WHAT TO WORK ON
Find each line containing the string "this". Copy it.

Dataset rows
+ + +

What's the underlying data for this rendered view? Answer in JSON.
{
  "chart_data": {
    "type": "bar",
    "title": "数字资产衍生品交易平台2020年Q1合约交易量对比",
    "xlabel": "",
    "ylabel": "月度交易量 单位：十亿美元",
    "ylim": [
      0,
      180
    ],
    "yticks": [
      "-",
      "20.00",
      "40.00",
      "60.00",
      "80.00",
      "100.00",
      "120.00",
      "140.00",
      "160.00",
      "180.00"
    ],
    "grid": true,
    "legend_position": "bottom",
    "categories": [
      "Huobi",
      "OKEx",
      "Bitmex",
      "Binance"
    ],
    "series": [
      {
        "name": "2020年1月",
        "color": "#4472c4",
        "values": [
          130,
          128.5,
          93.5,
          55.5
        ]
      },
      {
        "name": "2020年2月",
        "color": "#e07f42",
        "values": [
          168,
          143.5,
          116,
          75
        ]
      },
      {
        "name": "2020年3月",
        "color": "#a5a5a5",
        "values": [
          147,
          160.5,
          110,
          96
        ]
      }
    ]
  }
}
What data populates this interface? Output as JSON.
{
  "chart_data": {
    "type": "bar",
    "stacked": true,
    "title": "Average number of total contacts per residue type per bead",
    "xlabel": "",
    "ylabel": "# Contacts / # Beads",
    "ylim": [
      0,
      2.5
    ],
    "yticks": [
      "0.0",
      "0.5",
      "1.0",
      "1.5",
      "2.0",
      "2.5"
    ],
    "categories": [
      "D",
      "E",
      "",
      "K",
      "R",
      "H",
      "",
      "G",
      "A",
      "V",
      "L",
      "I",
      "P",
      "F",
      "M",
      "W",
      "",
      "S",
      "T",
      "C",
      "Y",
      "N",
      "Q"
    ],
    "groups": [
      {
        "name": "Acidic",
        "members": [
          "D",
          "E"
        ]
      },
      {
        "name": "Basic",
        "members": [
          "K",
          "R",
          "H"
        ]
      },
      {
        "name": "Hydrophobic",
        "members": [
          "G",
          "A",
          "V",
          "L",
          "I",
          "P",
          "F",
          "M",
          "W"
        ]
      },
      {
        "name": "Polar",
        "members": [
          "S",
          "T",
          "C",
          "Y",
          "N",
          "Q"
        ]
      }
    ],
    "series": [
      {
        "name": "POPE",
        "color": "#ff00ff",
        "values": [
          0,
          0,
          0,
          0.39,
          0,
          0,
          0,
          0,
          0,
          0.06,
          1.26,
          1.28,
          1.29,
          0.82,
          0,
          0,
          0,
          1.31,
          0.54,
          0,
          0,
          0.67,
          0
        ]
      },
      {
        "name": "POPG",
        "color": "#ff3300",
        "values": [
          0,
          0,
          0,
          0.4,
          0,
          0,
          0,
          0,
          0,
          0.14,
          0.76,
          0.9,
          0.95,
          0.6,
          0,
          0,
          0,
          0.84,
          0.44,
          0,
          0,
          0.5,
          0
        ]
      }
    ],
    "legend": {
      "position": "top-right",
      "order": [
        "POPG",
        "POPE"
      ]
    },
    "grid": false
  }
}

+ + +

WRITTEN REPLY
What's the underlying data for this rendered view? Answer in JSON.
What data populates this interface? Output as JSON.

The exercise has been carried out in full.